%%
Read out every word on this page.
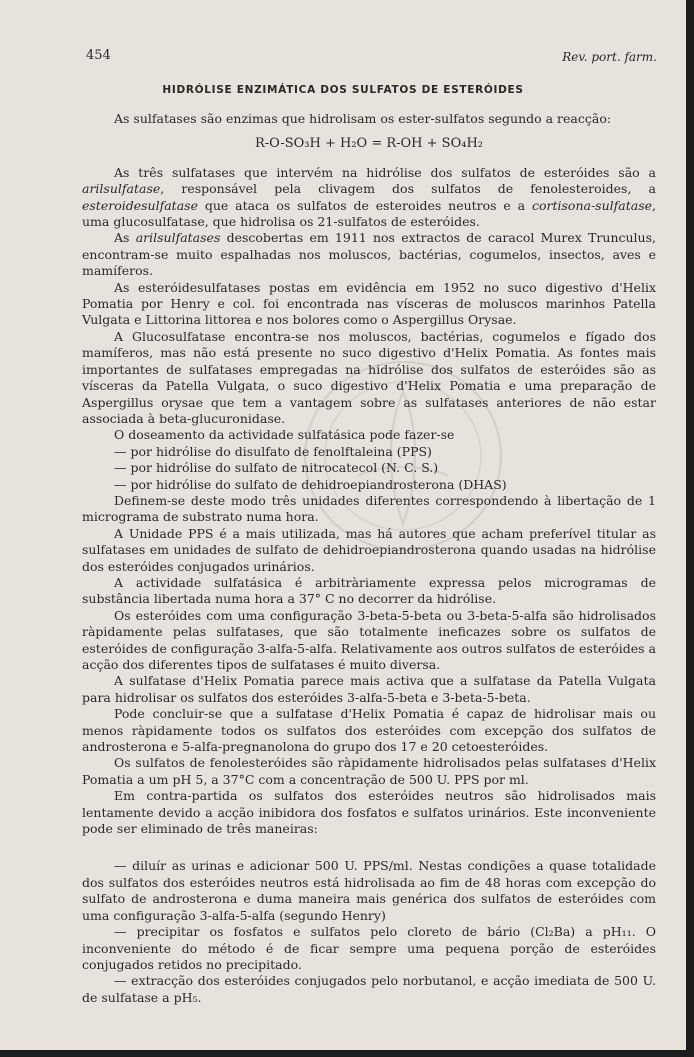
454	Rev. port. farm.
HIDRÓLISE ENZIMÁTICA DOS SULFATOS DE ESTERÓIDES

As sulfatases são enzimas que hidrolisam os ester-sulfatos segundo a reacção:

R-O-SO₃H + H₂O = R-OH + SO₄H₂

As três sulfatases que intervém na hidrólise dos sulfatos de esteróides são a arilsulfatase, responsável pela clivagem dos sulfatos de fenolesteroides, a esteroidesulfatase que ataca os sulfatos de esteroides neutros e a cortisona-sulfatase, uma glucosulfatase, que hidrolisa os 21-sulfatos de esteróides.

As arilsulfatases descobertas em 1911 nos extractos de caracol Murex Trunculus, encontram-se muito espalhadas nos moluscos, bactérias, cogumelos, insectos, aves e mamíferos.

As esteróidesulfatases postas em evidência em 1952 no suco digestivo d'Helix Pomatia por Henry e col. foi encontrada nas vísceras de moluscos marinhos Patella Vulgata e Littorina littorea e nos bolores como o Aspergillus Orysae.

A Glucosulfatase encontra-se nos moluscos, bactérias, cogumelos e fígado dos mamíferos, mas não está presente no suco digestivo d'Helix Pomatia. As fontes mais importantes de sulfatases empregadas na hidrólise dos sulfatos de esteróides são as vísceras da Patella Vulgata, o suco digestivo d'Helix Pomatia e uma preparação de Aspergillus orysae que tem a vantagem sobre as sulfatases anteriores de não estar associada à beta-glucuronidase.

O doseamento da actividade sulfatásica pode fazer-se

— por hidrólise do disulfato de fenolftaleina (PPS)

— por hidrólise do sulfato de nitrocatecol (N. C. S.)

— por hidrólise do sulfato de dehidroepiandrosterona (DHAS)

Definem-se deste modo três unidades diferentes correspondendo à libertação de 1 micrograma de substrato numa hora.

A Unidade PPS é a mais utilizada, mas há autores que acham preferível titular as sulfatases em unidades de sulfato de dehidroepiandrosterona quando usadas na hidrólise dos esteróides conjugados urinários.

A actividade sulfatásica é arbitràriamente expressa pelos microgramas de substância libertada numa hora a 37° C no decorrer da hidrólise.

Os esteróides com uma configuração 3-beta-5-beta ou 3-beta-5-alfa são hidrolisados ràpidamente pelas sulfatases, que são totalmente ineficazes sobre os sulfatos de esteróides de configuração 3-alfa-5-alfa. Relativamente aos outros sulfatos de esteróides a acção dos diferentes tipos de sulfatases é muito diversa.

A sulfatase d'Helix Pomatia parece mais activa que a sulfatase da Patella Vulgata para hidrolisar os sulfatos dos esteróides 3-alfa-5-beta e 3-beta-5-beta.

Pode concluir-se que a sulfatase d'Helix Pomatia é capaz de hidrolisar mais ou menos ràpidamente todos os sulfatos dos esteróides com excepção dos sulfatos de androsterona e 5-alfa-pregnanolona do grupo dos 17 e 20 cetoesteróides.

Os sulfatos de fenolesteróides são ràpidamente hidrolisados pelas sulfatases d'Helix Pomatia a um pH 5, a 37°C com a concentração de 500 U. PPS por ml.

Em contra-partida os sulfatos dos esteróides neutros são hidrolisados mais lentamente devido a acção inibidora dos fosfatos e sulfatos urinários. Este inconveniente pode ser eliminado de três maneiras:

— diluír as urinas e adicionar 500 U. PPS/ml. Nestas condições a quase totalidade dos sulfatos dos esteróides neutros está hidrolisada ao fim de 48 horas com excepção do sulfato de androsterona e duma maneira mais genérica dos sulfatos de esteróides com uma configuração 3-alfa-5-alfa (segundo Henry)

— precipitar os fosfatos e sulfatos pelo cloreto de bário (Cl₂Ba) a pH₁₁. O inconveniente do método é de ficar sempre uma pequena porção de esteróides conjugados retidos no precipitado.

— extracção dos esteróides conjugados pelo norbutanol, e acção imediata de 500 U. de sulfatase a pH₅.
%%
## What you will do
Filter out all lines lacking the word "numa" and copy the rest.

## Exercise solution
Definem-se deste modo três unidades diferentes correspondendo à libertação de 1 micrograma de substrato numa hora.
A actividade sulfatásica é arbitràriamente expressa pelos microgramas de substância libertada numa hora a 37° C no decorrer da hidrólise.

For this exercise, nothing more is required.